══ DATA SHOWN ══

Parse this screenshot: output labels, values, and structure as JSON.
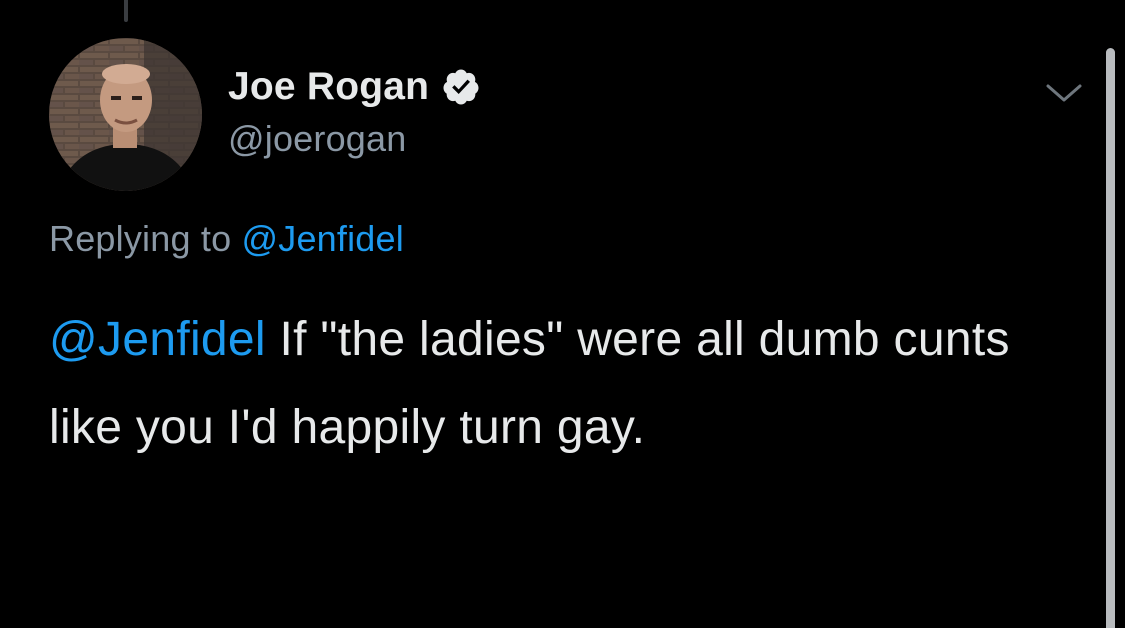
{
  "tweet": {
    "author": {
      "display_name": "Joe Rogan",
      "handle": "@joerogan",
      "verified": true,
      "avatar_icon": "profile-photo"
    },
    "reply_context": {
      "prefix": "Replying to ",
      "mention": "@Jenfidel"
    },
    "body": {
      "mention": "@Jenfidel",
      "text": " If \"the ladies\" were all dumb cunts like you I'd happily turn gay."
    },
    "menu_icon": "chevron-down-icon"
  },
  "colors": {
    "background": "#000000",
    "primary_text": "#e7e9ea",
    "secondary_text": "#8b98a5",
    "accent": "#1d9bf0"
  }
}
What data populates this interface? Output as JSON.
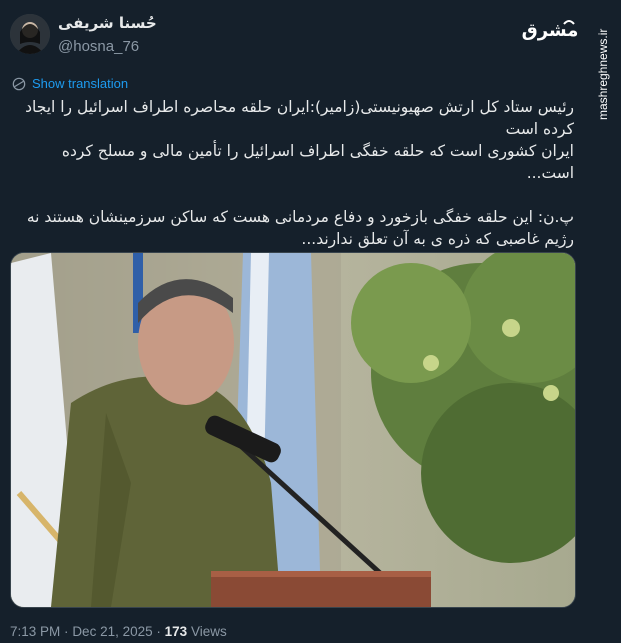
{
  "author": {
    "display_name": "حُسنا شریفی",
    "handle": "@hosna_76"
  },
  "watermark": {
    "logo_text": "مشرق",
    "site": "mashreghnews.ir"
  },
  "translate_label": "Show translation",
  "tweet_lines": [
    "رئیس ستاد کل ارتش صهیونیستی(زامیر):ایران حلقه محاصره اطراف اسرائیل را ایجاد کرده است",
    "ایران کشوری است که حلقه خفگی اطراف اسرائیل را تأمین مالی و مسلح کرده است...",
    "",
    "پ.ن: این حلقه خفگی  بازخورد  و دفاع مردمانی هست که ساکن سرزمینشان هستند نه رژیم غاصبی که ذره ی به آن تعلق ندارند..."
  ],
  "footer": {
    "time": "7:13 PM",
    "separator": "·",
    "date": "Dec 21, 2025",
    "views_count": "173",
    "views_label": "Views"
  },
  "colors": {
    "background": "#15202b",
    "link": "#1d9bf0",
    "muted": "#8b98a5"
  }
}
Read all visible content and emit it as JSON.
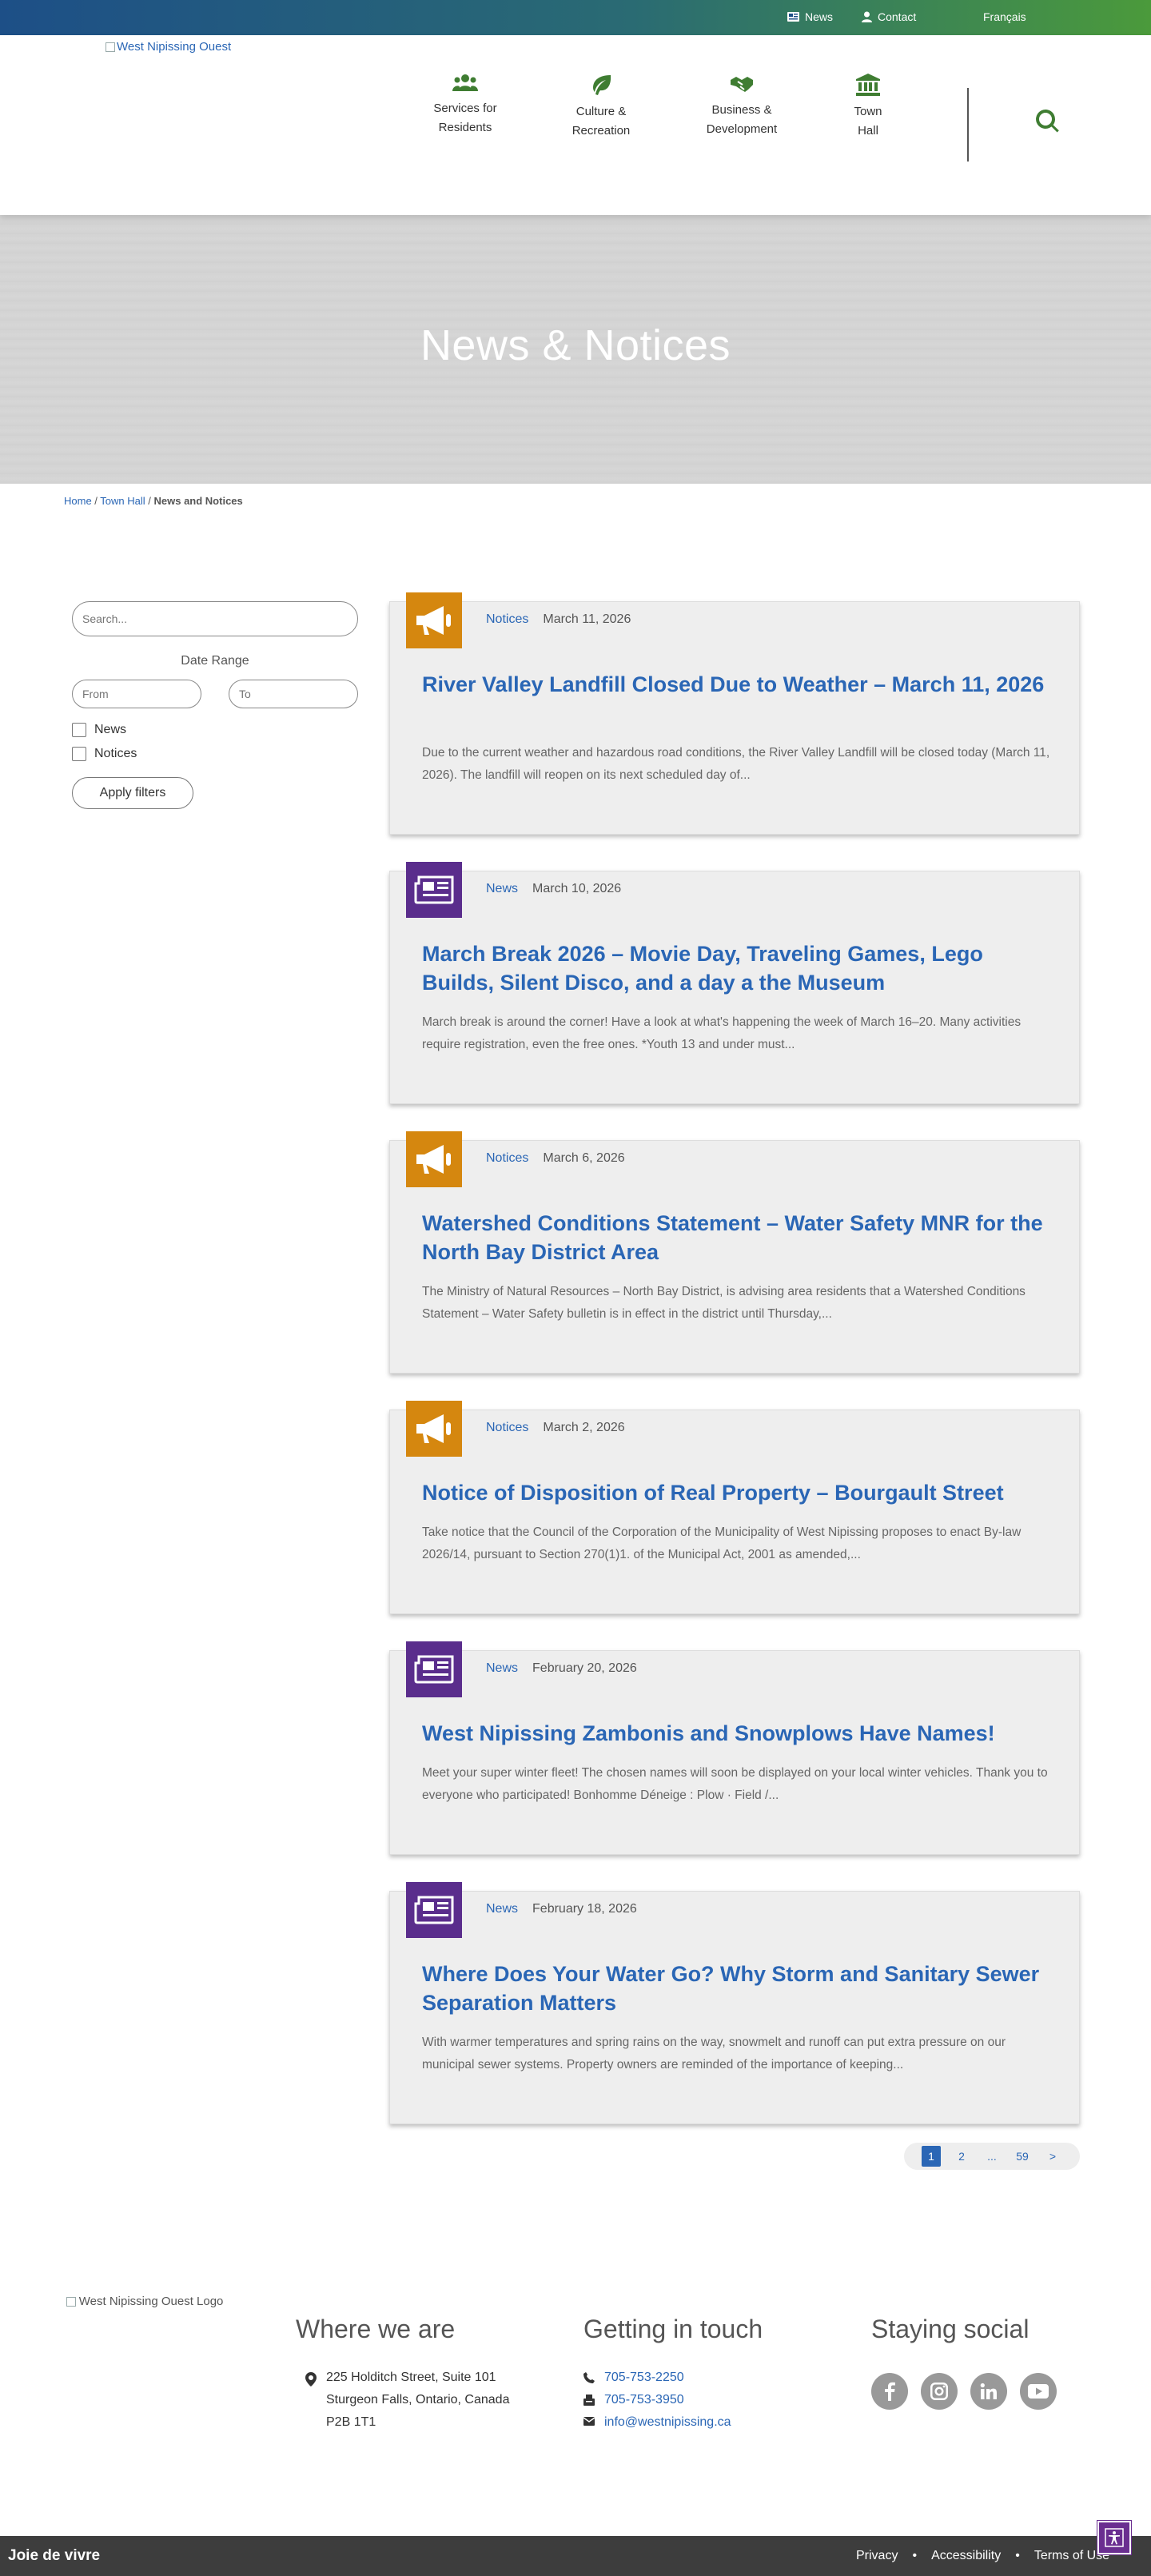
{
  "topbar": {
    "news_label": "News",
    "contact_label": "Contact",
    "language_label": "Français"
  },
  "header": {
    "logo_alt": "West Nipissing Ouest",
    "nav": [
      {
        "label_line1": "Services for",
        "label_line2": "Residents",
        "icon": "people-icon"
      },
      {
        "label_line1": "Culture &",
        "label_line2": "Recreation",
        "icon": "leaf-icon"
      },
      {
        "label_line1": "Business &",
        "label_line2": "Development",
        "icon": "handshake-icon"
      },
      {
        "label_line1": "Town",
        "label_line2": "Hall",
        "icon": "town-hall-icon"
      }
    ]
  },
  "hero": {
    "title": "News & Notices"
  },
  "breadcrumb": {
    "home": "Home",
    "sep1": " / ",
    "town_hall": "Town Hall",
    "sep2": " / ",
    "current": "News and Notices"
  },
  "filters": {
    "search_placeholder": "Search...",
    "date_range_label": "Date Range",
    "from_placeholder": "From",
    "to_placeholder": "To",
    "options": [
      {
        "label": "News"
      },
      {
        "label": "Notices"
      }
    ],
    "apply_label": "Apply filters"
  },
  "articles": [
    {
      "category": "Notices",
      "date": "March 11, 2026",
      "title": "River Valley Landfill Closed Due to Weather – March 11, 2026",
      "excerpt": "Due to the current weather and hazardous road conditions, the River Valley Landfill will be closed today (March 11, 2026). The landfill will reopen on its next scheduled day of..."
    },
    {
      "category": "News",
      "date": "March 10, 2026",
      "title": "March Break 2026 – Movie Day, Traveling Games, Lego Builds, Silent Disco, and a day a the Museum",
      "excerpt": "March break is around the corner! Have a look at what's happening the week of March 16–20. Many activities require registration, even the free ones. *Youth 13 and under must..."
    },
    {
      "category": "Notices",
      "date": "March 6, 2026",
      "title": "Watershed Conditions Statement – Water Safety MNR for the North Bay District Area",
      "excerpt": "The Ministry of Natural Resources – North Bay District, is advising area residents that a Watershed Conditions Statement – Water Safety bulletin is in effect in the district until Thursday,..."
    },
    {
      "category": "Notices",
      "date": "March 2, 2026",
      "title": "Notice of Disposition of Real Property – Bourgault Street",
      "excerpt": "Take notice that the Council of the Corporation of the Municipality of West Nipissing proposes to enact By-law 2026/14, pursuant to Section 270(1)1. of the Municipal Act, 2001 as amended,..."
    },
    {
      "category": "News",
      "date": "February 20, 2026",
      "title": "West Nipissing Zambonis and Snowplows Have Names!",
      "excerpt": "Meet your super winter fleet! The chosen names will soon be displayed on your local winter vehicles. Thank you to everyone who participated! Bonhomme Déneige : Plow · Field /..."
    },
    {
      "category": "News",
      "date": "February 18, 2026",
      "title": "Where Does Your Water Go? Why Storm and Sanitary Sewer Separation Matters",
      "excerpt": "With warmer temperatures and spring rains on the way, snowmelt and runoff can put extra pressure on our municipal sewer systems. Property owners are reminded of the importance of keeping..."
    }
  ],
  "pagination": {
    "pages": [
      "1",
      "2",
      "...",
      "59"
    ],
    "next": ">"
  },
  "footer": {
    "logo_alt": "West Nipissing Ouest Logo",
    "where_title": "Where we are",
    "address_lines": [
      "225 Holditch Street, Suite 101",
      "Sturgeon Falls, Ontario, Canada",
      "P2B 1T1"
    ],
    "contact_title": "Getting in touch",
    "phone": "705-753-2250",
    "fax": "705-753-3950",
    "email": "info@westnipissing.ca",
    "social_title": "Staying social",
    "social": [
      "facebook-icon",
      "instagram-icon",
      "linkedin-icon",
      "youtube-icon"
    ]
  },
  "bottombar": {
    "brand": "Joie de vivre",
    "links": [
      "Privacy",
      "Accessibility",
      "Terms of Use"
    ],
    "separator": "•"
  },
  "colors": {
    "link": "#2a66b5",
    "green": "#3f7d32",
    "notices": "#d5870f",
    "news": "#5a2d8c"
  }
}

═══

_SHORT PROBLEM_
List every line above that contains the word "Valley".

_EXERCISE ANSWER_
      "title": "River Valley Landfill Closed Due to Weather – March 11, 2026",
      "excerpt": "Due to the current weather and hazardous road conditions, the River Valley Landfill will be closed today (March 11, 2026). The landfill will reopen on its next scheduled day of..."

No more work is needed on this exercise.